Your objective:
Count each line below that has "name" anywhere in it. Answer with the total alone.
╭─ Supplied entries
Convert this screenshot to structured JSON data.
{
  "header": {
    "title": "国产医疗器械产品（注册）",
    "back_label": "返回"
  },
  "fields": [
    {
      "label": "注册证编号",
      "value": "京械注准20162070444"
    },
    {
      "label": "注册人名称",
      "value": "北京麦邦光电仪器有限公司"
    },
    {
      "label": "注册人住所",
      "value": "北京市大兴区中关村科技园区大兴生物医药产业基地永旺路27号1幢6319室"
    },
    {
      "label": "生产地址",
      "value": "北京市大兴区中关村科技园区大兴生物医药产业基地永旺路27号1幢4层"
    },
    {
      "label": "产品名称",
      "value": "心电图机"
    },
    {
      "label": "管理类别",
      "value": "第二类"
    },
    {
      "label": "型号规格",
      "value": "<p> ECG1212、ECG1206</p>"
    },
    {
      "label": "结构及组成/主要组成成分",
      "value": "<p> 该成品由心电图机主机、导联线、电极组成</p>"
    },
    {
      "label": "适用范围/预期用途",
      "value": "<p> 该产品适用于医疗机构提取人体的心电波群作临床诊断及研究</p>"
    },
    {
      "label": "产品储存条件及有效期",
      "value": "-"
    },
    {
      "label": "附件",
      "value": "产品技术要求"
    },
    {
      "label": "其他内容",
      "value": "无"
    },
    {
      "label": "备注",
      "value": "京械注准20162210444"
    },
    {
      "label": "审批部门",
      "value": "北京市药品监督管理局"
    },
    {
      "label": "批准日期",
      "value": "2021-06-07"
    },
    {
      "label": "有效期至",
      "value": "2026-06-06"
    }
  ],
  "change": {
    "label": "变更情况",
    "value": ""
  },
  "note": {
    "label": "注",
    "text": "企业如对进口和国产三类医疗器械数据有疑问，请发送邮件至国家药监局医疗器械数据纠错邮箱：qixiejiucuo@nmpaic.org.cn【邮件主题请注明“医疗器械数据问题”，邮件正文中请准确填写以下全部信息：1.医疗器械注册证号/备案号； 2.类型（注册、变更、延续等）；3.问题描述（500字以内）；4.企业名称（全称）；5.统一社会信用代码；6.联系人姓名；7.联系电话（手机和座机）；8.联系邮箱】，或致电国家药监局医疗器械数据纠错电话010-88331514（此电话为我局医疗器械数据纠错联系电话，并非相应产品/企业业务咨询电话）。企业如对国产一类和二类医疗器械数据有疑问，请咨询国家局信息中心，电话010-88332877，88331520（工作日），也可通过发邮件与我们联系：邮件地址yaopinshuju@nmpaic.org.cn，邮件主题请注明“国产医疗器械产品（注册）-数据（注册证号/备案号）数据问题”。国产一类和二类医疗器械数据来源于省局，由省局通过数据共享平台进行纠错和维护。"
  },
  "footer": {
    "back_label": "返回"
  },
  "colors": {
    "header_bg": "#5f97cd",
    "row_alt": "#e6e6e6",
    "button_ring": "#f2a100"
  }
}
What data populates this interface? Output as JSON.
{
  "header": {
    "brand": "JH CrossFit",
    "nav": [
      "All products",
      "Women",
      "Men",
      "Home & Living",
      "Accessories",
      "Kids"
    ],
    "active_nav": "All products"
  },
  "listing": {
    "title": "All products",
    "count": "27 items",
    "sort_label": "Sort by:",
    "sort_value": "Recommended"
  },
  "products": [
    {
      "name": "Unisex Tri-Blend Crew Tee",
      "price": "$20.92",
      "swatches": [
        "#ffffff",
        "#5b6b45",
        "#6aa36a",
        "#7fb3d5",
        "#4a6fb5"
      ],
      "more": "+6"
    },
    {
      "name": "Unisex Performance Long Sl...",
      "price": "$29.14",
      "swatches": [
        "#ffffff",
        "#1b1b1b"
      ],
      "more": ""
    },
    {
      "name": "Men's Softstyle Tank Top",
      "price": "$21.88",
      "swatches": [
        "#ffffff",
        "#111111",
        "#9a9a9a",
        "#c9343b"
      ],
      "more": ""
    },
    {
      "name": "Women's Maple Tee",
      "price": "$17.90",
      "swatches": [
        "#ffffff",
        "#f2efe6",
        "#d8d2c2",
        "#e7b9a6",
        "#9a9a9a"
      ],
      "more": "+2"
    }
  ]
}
╰─
Answer for the task:
4